--- Task to carry out ---
Pick out every line of the material below that contains the string "cancel", and copy each one in full.

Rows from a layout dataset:
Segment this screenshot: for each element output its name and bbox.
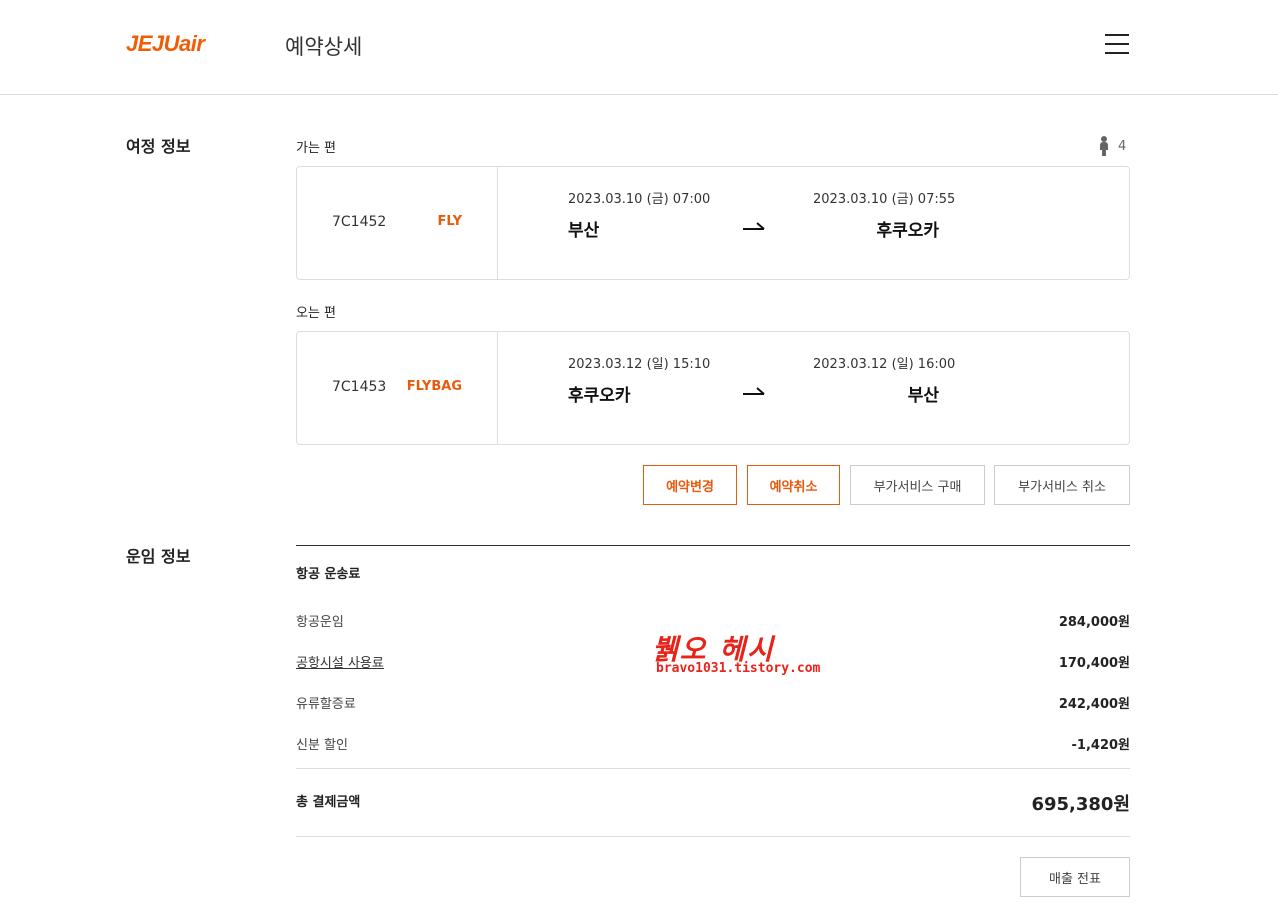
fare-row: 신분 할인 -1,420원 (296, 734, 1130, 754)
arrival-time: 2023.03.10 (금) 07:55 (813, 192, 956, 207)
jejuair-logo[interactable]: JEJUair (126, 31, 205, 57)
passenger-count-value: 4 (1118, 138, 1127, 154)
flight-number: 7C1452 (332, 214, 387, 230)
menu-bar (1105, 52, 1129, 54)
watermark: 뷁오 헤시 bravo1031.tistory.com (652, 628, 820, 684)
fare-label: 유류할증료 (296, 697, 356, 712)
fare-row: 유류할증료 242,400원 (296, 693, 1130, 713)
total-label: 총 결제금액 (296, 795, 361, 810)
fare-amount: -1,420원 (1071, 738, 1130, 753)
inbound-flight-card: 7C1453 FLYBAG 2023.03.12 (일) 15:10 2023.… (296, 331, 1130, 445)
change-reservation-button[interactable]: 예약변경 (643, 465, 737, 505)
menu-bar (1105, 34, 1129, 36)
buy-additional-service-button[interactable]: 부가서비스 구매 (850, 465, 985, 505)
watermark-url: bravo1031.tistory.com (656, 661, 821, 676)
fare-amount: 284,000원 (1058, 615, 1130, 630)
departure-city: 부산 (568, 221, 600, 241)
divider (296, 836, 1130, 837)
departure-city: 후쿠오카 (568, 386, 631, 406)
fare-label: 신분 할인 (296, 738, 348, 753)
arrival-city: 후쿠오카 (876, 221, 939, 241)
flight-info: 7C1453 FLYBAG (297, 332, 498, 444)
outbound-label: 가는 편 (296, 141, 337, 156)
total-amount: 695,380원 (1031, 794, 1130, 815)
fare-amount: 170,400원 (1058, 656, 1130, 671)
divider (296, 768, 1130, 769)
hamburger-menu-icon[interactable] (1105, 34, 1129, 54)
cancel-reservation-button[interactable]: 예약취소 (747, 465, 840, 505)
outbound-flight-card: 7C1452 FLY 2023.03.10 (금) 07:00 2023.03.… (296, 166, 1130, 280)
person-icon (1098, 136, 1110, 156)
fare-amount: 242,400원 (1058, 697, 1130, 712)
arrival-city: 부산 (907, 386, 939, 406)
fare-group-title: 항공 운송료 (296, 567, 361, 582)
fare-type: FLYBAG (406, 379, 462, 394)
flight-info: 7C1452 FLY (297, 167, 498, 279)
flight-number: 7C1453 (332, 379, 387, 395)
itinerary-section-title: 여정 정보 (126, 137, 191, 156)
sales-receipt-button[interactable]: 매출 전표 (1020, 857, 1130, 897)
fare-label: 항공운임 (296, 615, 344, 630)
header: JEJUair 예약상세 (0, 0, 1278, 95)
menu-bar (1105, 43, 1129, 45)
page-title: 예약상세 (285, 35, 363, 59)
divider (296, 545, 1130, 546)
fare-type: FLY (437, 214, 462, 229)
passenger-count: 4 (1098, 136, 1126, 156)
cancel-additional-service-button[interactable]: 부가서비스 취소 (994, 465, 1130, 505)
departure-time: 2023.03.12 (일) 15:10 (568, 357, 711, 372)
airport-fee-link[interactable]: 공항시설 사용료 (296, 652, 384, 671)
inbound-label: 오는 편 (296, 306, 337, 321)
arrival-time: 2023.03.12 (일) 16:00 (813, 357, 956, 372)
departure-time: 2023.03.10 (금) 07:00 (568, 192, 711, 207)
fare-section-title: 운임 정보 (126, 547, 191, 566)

--- Task response ---
cancel-reservation-button[interactable]: 예약취소 (747, 465, 840, 505)
cancel-additional-service-button[interactable]: 부가서비스 취소 (994, 465, 1130, 505)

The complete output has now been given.